• **Given exercise**
The records below must be output exactly, without pictures.

• **Data records**
====================

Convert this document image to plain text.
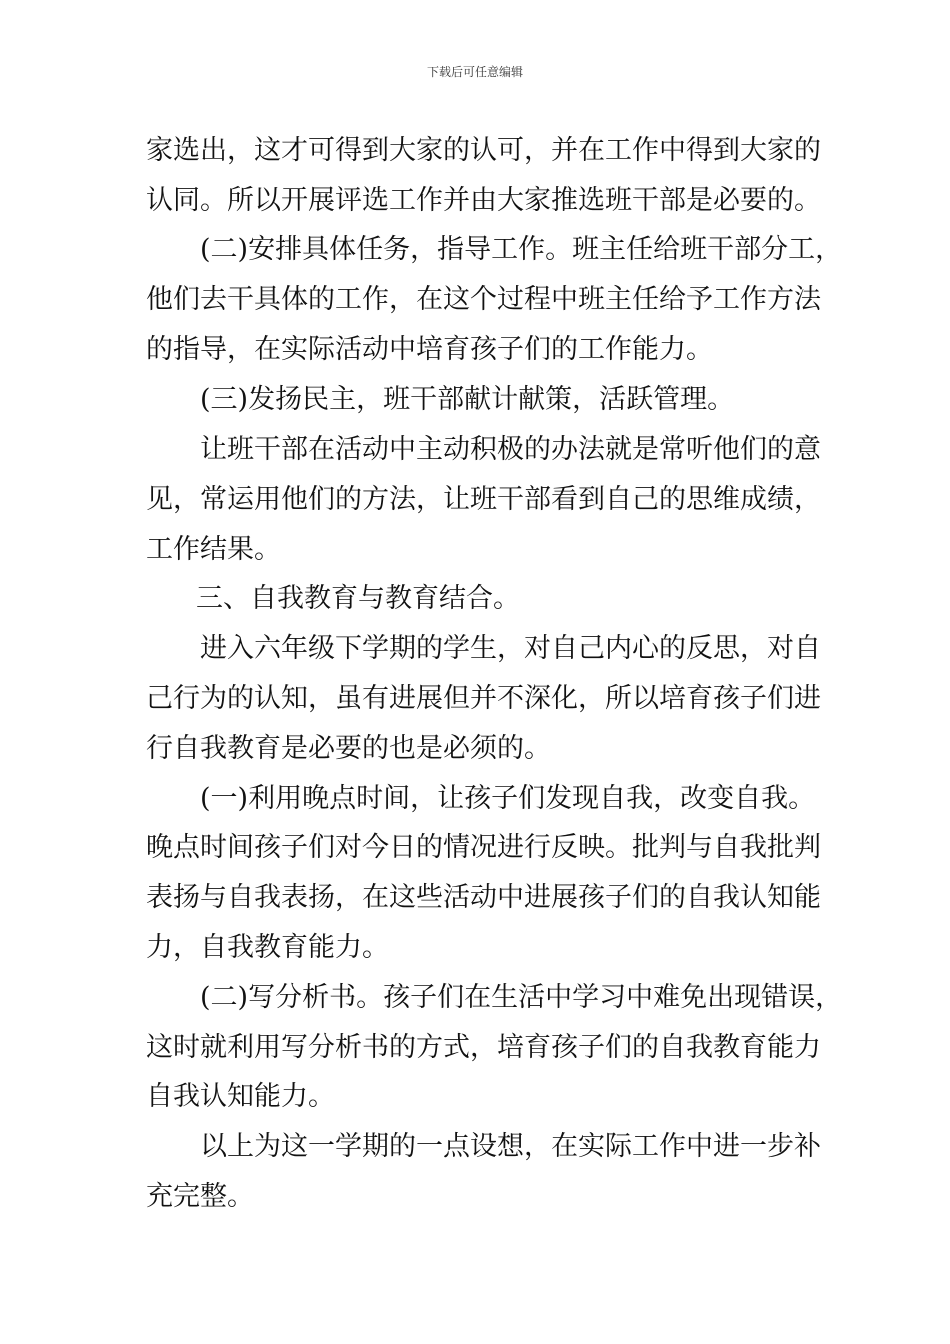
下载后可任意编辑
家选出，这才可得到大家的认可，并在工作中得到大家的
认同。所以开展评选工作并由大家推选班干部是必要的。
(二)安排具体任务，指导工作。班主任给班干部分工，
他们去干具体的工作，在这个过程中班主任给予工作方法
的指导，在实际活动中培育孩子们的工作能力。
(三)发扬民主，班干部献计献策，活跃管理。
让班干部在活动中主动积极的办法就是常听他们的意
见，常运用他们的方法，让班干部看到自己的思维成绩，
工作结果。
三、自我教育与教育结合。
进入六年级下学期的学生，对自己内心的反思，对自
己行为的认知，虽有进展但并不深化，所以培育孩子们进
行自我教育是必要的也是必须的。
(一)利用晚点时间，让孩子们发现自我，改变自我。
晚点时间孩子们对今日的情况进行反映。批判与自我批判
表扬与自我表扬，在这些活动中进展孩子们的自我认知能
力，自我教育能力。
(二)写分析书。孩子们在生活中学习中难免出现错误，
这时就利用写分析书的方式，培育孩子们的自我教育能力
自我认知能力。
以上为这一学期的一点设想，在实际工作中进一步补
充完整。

====================

• **Worked answer**
Convert this document image to plain text.
下载后可任意编辑
家选出，这才可得到大家的认可，并在工作中得到大家的
认同。所以开展评选工作并由大家推选班干部是必要的。
(二)安排具体任务，指导工作。班主任给班干部分工，
他们去干具体的工作，在这个过程中班主任给予工作方法
的指导，在实际活动中培育孩子们的工作能力。
(三)发扬民主，班干部献计献策，活跃管理。
让班干部在活动中主动积极的办法就是常听他们的意
见，常运用他们的方法，让班干部看到自己的思维成绩，
工作结果。
三、自我教育与教育结合。
进入六年级下学期的学生，对自己内心的反思，对自
己行为的认知，虽有进展但并不深化，所以培育孩子们进
行自我教育是必要的也是必须的。
(一)利用晚点时间，让孩子们发现自我，改变自我。
晚点时间孩子们对今日的情况进行反映。批判与自我批判
表扬与自我表扬，在这些活动中进展孩子们的自我认知能
力，自我教育能力。
(二)写分析书。孩子们在生活中学习中难免出现错误，
这时就利用写分析书的方式，培育孩子们的自我教育能力
自我认知能力。
以上为这一学期的一点设想，在实际工作中进一步补
充完整。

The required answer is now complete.